MATERIAL PROVIDED:

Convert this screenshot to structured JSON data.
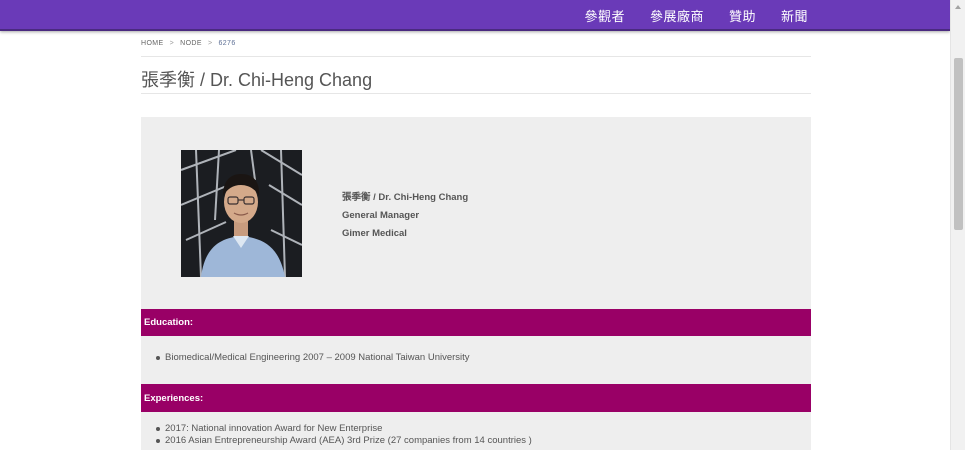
{
  "nav": {
    "items": [
      "參觀者",
      "參展廠商",
      "贊助",
      "新聞"
    ]
  },
  "breadcrumb": {
    "home": "HOME",
    "node": "NODE",
    "current": "6276",
    "separator": ">"
  },
  "page": {
    "title": "張季衡 / Dr. Chi-Heng Chang"
  },
  "profile": {
    "name": "張季衡 / Dr. Chi-Heng Chang",
    "position": "General Manager",
    "company": "Gimer Medical"
  },
  "education": {
    "heading": "Education:",
    "items": [
      "Biomedical/Medical Engineering 2007 – 2009 National Taiwan University"
    ]
  },
  "experiences": {
    "heading": "Experiences:",
    "items": [
      "2017: National innovation Award for New Enterprise",
      "2016 Asian Entrepreneurship Award (AEA) 3rd Prize (27 companies from 14 countries )"
    ]
  },
  "colors": {
    "topbar": "#6a3ab8",
    "section_header": "#990066",
    "panel_bg": "#eeeeee"
  }
}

TASK DESCRIPTION: Set each line of the records down exactly, leaving every picture out.

ANSWER FOR THE TASK:
Convert this screenshot to structured JSON data.
{
  "nav": {
    "items": [
      "參觀者",
      "參展廠商",
      "贊助",
      "新聞"
    ]
  },
  "breadcrumb": {
    "home": "HOME",
    "node": "NODE",
    "current": "6276",
    "separator": ">"
  },
  "page": {
    "title": "張季衡 / Dr. Chi-Heng Chang"
  },
  "profile": {
    "name": "張季衡 / Dr. Chi-Heng Chang",
    "position": "General Manager",
    "company": "Gimer Medical"
  },
  "education": {
    "heading": "Education:",
    "items": [
      "Biomedical/Medical Engineering 2007 – 2009 National Taiwan University"
    ]
  },
  "experiences": {
    "heading": "Experiences:",
    "items": [
      "2017: National innovation Award for New Enterprise",
      "2016 Asian Entrepreneurship Award (AEA) 3rd Prize (27 companies from 14 countries )"
    ]
  },
  "colors": {
    "topbar": "#6a3ab8",
    "section_header": "#990066",
    "panel_bg": "#eeeeee"
  }
}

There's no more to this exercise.